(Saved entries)
::::

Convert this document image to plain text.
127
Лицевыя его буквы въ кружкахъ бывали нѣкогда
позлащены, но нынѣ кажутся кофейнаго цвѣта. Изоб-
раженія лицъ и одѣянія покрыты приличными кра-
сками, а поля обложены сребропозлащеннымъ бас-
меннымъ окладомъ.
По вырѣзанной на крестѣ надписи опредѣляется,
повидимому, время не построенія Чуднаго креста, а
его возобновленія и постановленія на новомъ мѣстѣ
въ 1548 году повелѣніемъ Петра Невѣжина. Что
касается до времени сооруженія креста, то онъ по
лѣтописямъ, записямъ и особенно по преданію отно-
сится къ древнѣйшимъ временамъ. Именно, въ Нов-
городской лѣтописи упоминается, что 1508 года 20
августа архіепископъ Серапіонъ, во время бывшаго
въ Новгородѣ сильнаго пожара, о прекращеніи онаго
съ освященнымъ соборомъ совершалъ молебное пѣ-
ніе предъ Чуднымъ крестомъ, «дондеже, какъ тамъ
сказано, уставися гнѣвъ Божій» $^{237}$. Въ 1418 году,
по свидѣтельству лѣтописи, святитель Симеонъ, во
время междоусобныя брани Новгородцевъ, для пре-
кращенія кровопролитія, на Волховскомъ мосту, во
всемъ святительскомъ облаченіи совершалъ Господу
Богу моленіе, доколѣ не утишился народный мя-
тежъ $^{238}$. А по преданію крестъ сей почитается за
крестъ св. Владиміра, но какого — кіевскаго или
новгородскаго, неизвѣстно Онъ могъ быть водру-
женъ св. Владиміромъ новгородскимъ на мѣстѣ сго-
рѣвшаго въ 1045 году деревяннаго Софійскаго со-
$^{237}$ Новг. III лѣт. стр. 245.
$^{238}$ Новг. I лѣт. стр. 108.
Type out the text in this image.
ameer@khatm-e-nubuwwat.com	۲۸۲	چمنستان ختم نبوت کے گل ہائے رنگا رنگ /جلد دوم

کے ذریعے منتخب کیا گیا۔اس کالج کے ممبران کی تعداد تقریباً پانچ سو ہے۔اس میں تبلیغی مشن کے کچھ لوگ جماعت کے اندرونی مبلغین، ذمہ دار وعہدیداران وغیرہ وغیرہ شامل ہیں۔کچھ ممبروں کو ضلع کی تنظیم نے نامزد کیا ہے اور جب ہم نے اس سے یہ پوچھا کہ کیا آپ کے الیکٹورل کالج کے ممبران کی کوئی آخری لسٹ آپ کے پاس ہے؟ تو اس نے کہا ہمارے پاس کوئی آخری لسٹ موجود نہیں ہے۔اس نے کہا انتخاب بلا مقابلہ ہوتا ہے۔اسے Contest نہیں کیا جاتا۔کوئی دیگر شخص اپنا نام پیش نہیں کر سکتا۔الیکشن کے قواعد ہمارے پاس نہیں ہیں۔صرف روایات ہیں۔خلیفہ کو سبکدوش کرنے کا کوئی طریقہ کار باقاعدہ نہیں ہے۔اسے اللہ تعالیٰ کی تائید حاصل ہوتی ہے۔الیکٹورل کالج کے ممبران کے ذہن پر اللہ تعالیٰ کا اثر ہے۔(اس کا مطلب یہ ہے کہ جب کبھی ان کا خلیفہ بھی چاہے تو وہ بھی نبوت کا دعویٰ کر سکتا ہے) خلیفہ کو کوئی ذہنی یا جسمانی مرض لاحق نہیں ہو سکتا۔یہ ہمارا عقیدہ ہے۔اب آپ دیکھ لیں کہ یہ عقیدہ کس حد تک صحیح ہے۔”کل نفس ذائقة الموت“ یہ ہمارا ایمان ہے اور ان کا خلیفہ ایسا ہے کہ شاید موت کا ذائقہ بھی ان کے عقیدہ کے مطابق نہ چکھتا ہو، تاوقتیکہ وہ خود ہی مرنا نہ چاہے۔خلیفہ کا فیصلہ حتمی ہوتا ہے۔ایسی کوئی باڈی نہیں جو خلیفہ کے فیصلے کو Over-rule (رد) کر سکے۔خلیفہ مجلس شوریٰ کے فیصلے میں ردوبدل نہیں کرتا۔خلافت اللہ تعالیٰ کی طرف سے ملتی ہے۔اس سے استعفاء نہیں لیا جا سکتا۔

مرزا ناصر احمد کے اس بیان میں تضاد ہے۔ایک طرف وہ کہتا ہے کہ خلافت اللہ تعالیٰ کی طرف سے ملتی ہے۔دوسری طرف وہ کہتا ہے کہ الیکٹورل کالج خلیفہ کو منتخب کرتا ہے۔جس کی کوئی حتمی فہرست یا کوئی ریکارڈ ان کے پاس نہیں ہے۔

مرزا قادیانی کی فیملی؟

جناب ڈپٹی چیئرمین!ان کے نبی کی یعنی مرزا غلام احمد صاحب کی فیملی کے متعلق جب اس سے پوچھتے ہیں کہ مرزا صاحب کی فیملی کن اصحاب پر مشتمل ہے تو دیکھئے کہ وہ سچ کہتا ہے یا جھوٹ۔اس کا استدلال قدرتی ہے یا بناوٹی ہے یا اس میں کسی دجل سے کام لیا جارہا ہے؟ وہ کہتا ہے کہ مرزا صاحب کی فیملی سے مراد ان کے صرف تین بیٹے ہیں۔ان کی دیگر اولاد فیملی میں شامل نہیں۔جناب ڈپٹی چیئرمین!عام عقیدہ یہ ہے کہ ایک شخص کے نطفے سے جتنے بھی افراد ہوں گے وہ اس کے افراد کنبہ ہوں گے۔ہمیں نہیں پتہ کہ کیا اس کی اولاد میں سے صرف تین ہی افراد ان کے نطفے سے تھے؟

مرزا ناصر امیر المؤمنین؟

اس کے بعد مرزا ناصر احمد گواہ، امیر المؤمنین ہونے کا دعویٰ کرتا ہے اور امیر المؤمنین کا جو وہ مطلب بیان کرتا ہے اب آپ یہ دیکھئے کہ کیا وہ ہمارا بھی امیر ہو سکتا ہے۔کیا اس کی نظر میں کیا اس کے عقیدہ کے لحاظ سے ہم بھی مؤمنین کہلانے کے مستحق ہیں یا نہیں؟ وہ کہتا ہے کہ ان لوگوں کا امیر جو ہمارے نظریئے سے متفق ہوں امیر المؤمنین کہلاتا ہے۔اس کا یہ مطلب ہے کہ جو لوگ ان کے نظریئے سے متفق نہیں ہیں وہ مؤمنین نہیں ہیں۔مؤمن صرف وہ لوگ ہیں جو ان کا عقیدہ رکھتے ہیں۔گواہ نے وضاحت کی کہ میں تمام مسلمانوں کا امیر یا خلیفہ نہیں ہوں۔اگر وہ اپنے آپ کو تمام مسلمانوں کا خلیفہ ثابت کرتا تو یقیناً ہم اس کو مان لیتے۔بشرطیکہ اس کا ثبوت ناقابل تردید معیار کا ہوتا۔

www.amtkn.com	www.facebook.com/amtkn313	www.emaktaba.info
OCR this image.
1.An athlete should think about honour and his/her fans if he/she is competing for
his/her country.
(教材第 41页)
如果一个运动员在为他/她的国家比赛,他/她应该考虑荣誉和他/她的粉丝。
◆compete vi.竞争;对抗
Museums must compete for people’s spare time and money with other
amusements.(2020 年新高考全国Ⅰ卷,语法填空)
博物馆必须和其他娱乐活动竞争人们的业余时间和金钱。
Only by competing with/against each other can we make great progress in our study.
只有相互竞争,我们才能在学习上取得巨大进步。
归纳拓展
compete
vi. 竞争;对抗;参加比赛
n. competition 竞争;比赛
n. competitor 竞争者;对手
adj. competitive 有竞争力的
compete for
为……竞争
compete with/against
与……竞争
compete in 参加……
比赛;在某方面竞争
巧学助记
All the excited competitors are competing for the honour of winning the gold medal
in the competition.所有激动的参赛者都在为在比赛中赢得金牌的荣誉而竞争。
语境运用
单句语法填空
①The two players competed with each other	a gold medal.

::::

• GOAL OF THE EXERCISE:
Give every line of the material that includes the string "تعالی".

• REPLY:
کے ذریعے منتخب کیا گیا۔اس کالج کے ممبران کی تعداد تقریباً پانچ سو ہے۔اس میں تبلیغی مشن کے کچھ لوگ جماعت کے اندرونی مبلغین، ذمہ دار وعہدیداران وغیرہ وغیرہ شامل ہیں۔کچھ ممبروں کو ضلع کی تنظیم نے نامزد کیا ہے اور جب ہم نے اس سے یہ پوچھا کہ کیا آپ کے الیکٹورل کالج کے ممبران کی کوئی آخری لسٹ آپ کے پاس ہے؟ تو اس نے کہا ہمارے پاس کوئی آخری لسٹ موجود نہیں ہے۔اس نے کہا انتخاب بلا مقابلہ ہوتا ہے۔اسے Contest نہیں کیا جاتا۔کوئی دیگر شخص اپنا نام پیش نہیں کر سکتا۔الیکشن کے قواعد ہمارے پاس نہیں ہیں۔صرف روایات ہیں۔خلیفہ کو سبکدوش کرنے کا کوئی طریقہ کار باقاعدہ نہیں ہے۔اسے اللہ تعالیٰ کی تائید حاصل ہوتی ہے۔الیکٹورل کالج کے ممبران کے ذہن پر اللہ تعالیٰ کا اثر ہے۔(اس کا مطلب یہ ہے کہ جب کبھی ان کا خلیفہ بھی چاہے تو وہ بھی نبوت کا دعویٰ کر سکتا ہے) خلیفہ کو کوئی ذہنی یا جسمانی مرض لاحق نہیں ہو سکتا۔یہ ہمارا عقیدہ ہے۔اب آپ دیکھ لیں کہ یہ عقیدہ کس حد تک صحیح ہے۔”کل نفس ذائقة الموت“ یہ ہمارا ایمان ہے اور ان کا خلیفہ ایسا ہے کہ شاید موت کا ذائقہ بھی ان کے عقیدہ کے مطابق نہ چکھتا ہو، تاوقتیکہ وہ خود ہی مرنا نہ چاہے۔خلیفہ کا فیصلہ حتمی ہوتا ہے۔ایسی کوئی باڈی نہیں جو خلیفہ کے فیصلے کو Over-rule (رد) کر سکے۔خلیفہ مجلس شوریٰ کے فیصلے میں ردوبدل نہیں کرتا۔خلافت اللہ تعالیٰ کی طرف سے ملتی ہے۔اس سے استعفاء نہیں لیا جا سکتا۔
مرزا ناصر احمد کے اس بیان میں تضاد ہے۔ایک طرف وہ کہتا ہے کہ خلافت اللہ تعالیٰ کی طرف سے ملتی ہے۔دوسری طرف وہ کہتا ہے کہ الیکٹورل کالج خلیفہ کو منتخب کرتا ہے۔جس کی کوئی حتمی فہرست یا کوئی ریکارڈ ان کے پاس نہیں ہے۔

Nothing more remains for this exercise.